**Requirements**
Copy all lines below containing "технологий".

-- start of Items --

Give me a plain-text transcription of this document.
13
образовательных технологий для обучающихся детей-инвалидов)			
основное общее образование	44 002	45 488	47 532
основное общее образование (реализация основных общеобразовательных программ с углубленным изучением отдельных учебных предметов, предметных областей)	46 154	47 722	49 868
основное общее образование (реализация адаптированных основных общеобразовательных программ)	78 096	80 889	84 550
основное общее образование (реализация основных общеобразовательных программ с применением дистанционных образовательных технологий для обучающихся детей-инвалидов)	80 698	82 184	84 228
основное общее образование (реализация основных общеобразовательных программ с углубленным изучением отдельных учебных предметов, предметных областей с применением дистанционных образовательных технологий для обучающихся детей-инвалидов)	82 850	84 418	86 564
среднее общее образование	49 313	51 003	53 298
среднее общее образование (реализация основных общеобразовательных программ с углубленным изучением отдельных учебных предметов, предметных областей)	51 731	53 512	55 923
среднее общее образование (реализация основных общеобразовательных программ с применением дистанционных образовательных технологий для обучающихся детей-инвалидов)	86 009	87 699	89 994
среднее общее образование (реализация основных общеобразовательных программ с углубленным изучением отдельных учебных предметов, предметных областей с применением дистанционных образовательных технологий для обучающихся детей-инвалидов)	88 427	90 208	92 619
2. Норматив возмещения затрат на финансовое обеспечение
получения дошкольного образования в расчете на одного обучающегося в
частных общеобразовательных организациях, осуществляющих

-- end of Items --

**Result of this task**
образовательных технологий для обучающихся детей-инвалидов)			
основное общее образование (реализация основных общеобразовательных программ с применением дистанционных образовательных технологий для обучающихся детей-инвалидов)	80 698	82 184	84 228
основное общее образование (реализация основных общеобразовательных программ с углубленным изучением отдельных учебных предметов, предметных областей с применением дистанционных образовательных технологий для обучающихся детей-инвалидов)	82 850	84 418	86 564
среднее общее образование (реализация основных общеобразовательных программ с применением дистанционных образовательных технологий для обучающихся детей-инвалидов)	86 009	87 699	89 994
среднее общее образование (реализация основных общеобразовательных программ с углубленным изучением отдельных учебных предметов, предметных областей с применением дистанционных образовательных технологий для обучающихся детей-инвалидов)	88 427	90 208	92 619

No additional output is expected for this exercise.